* _What needs to be done_:
Print all of the lines exactly. Any picture among them stays out.

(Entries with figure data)
══════════

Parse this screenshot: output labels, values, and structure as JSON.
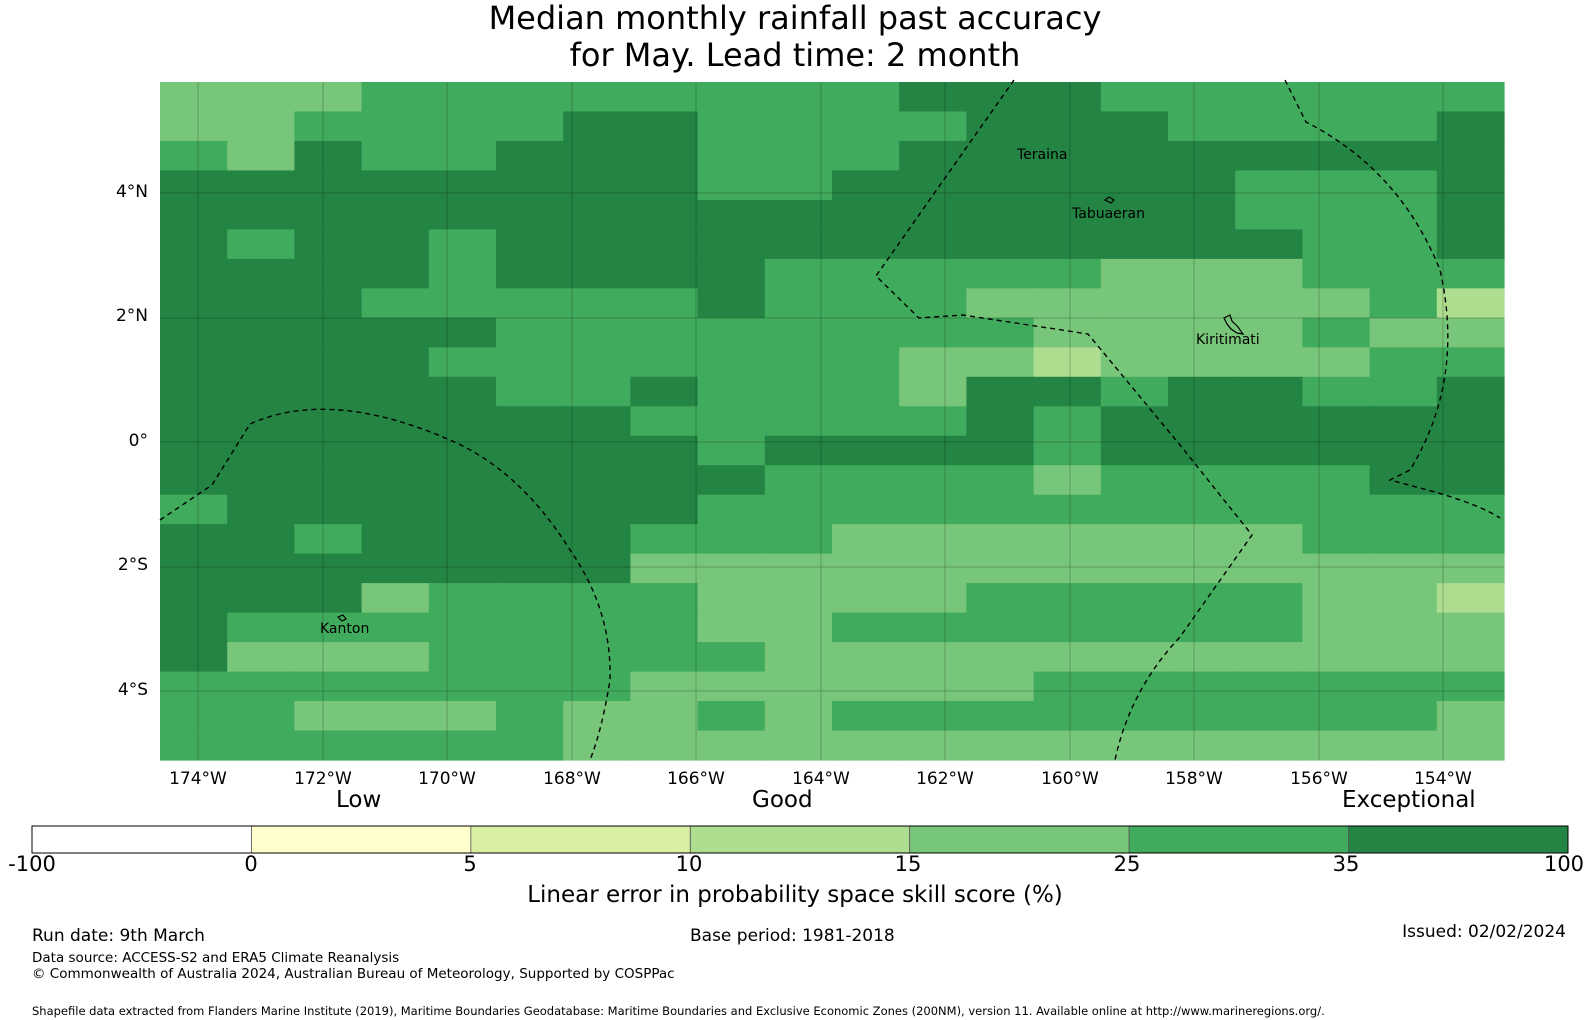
{
  "title": {
    "line1": "Median monthly rainfall past accuracy",
    "line2": "for May. Lead time: 2 month"
  },
  "colors": {
    "c0": "#ffffff",
    "c1": "#ffffcc",
    "c2": "#d9f0a3",
    "c3": "#addd8e",
    "c4": "#78c679",
    "c5": "#41ab5d",
    "c6": "#238443"
  },
  "map": {
    "lat_labels": [
      "4°N",
      "2°N",
      "0°",
      "2°S",
      "4°S"
    ],
    "lon_labels": [
      "174°W",
      "172°W",
      "170°W",
      "168°W",
      "166°W",
      "164°W",
      "162°W",
      "160°W",
      "158°W",
      "156°W",
      "154°W"
    ],
    "places": [
      "Teraina",
      "Tabuaeran",
      "Kiritimati",
      "Kanton"
    ],
    "grid_values": [
      "44455555555666555555",
      "44555566555566655556",
      "54655666555666666666",
      "66666666556666665556",
      "66666666666666665556",
      "65665666666666666556",
      "66665666655555444555",
      "66655555655544444453",
      "66666555555554444544",
      "66665555555443444455",
      "66666556555466566556",
      "66666665555565666666",
      "66666666566665666666",
      "66666666655554555566",
      "56666666555555555555",
      "66566665554444444555",
      "66666664444444444444",
      "66645555444455555443",
      "65555555445555555444",
      "64445555544444444444",
      "55555554444445555555",
      "55444544545555555554",
      "55555544444444444444"
    ]
  },
  "legend": {
    "categories": [
      "Low",
      "Good",
      "Exceptional"
    ],
    "ticks": [
      "-100",
      "0",
      "5",
      "10",
      "15",
      "25",
      "35",
      "100"
    ],
    "title": "Linear error in probability space skill score (%)"
  },
  "footer": {
    "run_date": "Run date: 9th March",
    "base_period": "Base period: 1981-2018",
    "issued": "Issued: 02/02/2024",
    "data_source": "Data source: ACCESS-S2 and ERA5 Climate Reanalysis",
    "copyright": "© Commonwealth of Australia 2024, Australian Bureau of Meteorology, Supported by COSPPac",
    "shapefile": "Shapefile data extracted from Flanders Marine Institute (2019), Maritime Boundaries Geodatabase: Maritime Boundaries and Exclusive Economic Zones (200NM), version 11. Available online at http://www.marineregions.org/."
  }
}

══════════

* _Result of the task_:
Parse this screenshot: output labels, values, and structure as JSON.
{
  "title": {
    "line1": "Median monthly rainfall past accuracy",
    "line2": "for May. Lead time: 2 month"
  },
  "colors": {
    "c0": "#ffffff",
    "c1": "#ffffcc",
    "c2": "#d9f0a3",
    "c3": "#addd8e",
    "c4": "#78c679",
    "c5": "#41ab5d",
    "c6": "#238443"
  },
  "map": {
    "lat_labels": [
      "4°N",
      "2°N",
      "0°",
      "2°S",
      "4°S"
    ],
    "lon_labels": [
      "174°W",
      "172°W",
      "170°W",
      "168°W",
      "166°W",
      "164°W",
      "162°W",
      "160°W",
      "158°W",
      "156°W",
      "154°W"
    ],
    "places": [
      "Teraina",
      "Tabuaeran",
      "Kiritimati",
      "Kanton"
    ],
    "grid_values": [
      "44455555555666555555",
      "44555566555566655556",
      "54655666555666666666",
      "66666666556666665556",
      "66666666666666665556",
      "65665666666666666556",
      "66665666655555444555",
      "66655555655544444453",
      "66666555555554444544",
      "66665555555443444455",
      "66666556555466566556",
      "66666665555565666666",
      "66666666566665666666",
      "66666666655554555566",
      "56666666555555555555",
      "66566665554444444555",
      "66666664444444444444",
      "66645555444455555443",
      "65555555445555555444",
      "64445555544444444444",
      "55555554444445555555",
      "55444544545555555554",
      "55555544444444444444"
    ]
  },
  "legend": {
    "categories": [
      "Low",
      "Good",
      "Exceptional"
    ],
    "ticks": [
      "-100",
      "0",
      "5",
      "10",
      "15",
      "25",
      "35",
      "100"
    ],
    "title": "Linear error in probability space skill score (%)"
  },
  "footer": {
    "run_date": "Run date: 9th March",
    "base_period": "Base period: 1981-2018",
    "issued": "Issued: 02/02/2024",
    "data_source": "Data source: ACCESS-S2 and ERA5 Climate Reanalysis",
    "copyright": "© Commonwealth of Australia 2024, Australian Bureau of Meteorology, Supported by COSPPac",
    "shapefile": "Shapefile data extracted from Flanders Marine Institute (2019), Maritime Boundaries Geodatabase: Maritime Boundaries and Exclusive Economic Zones (200NM), version 11. Available online at http://www.marineregions.org/."
  }
}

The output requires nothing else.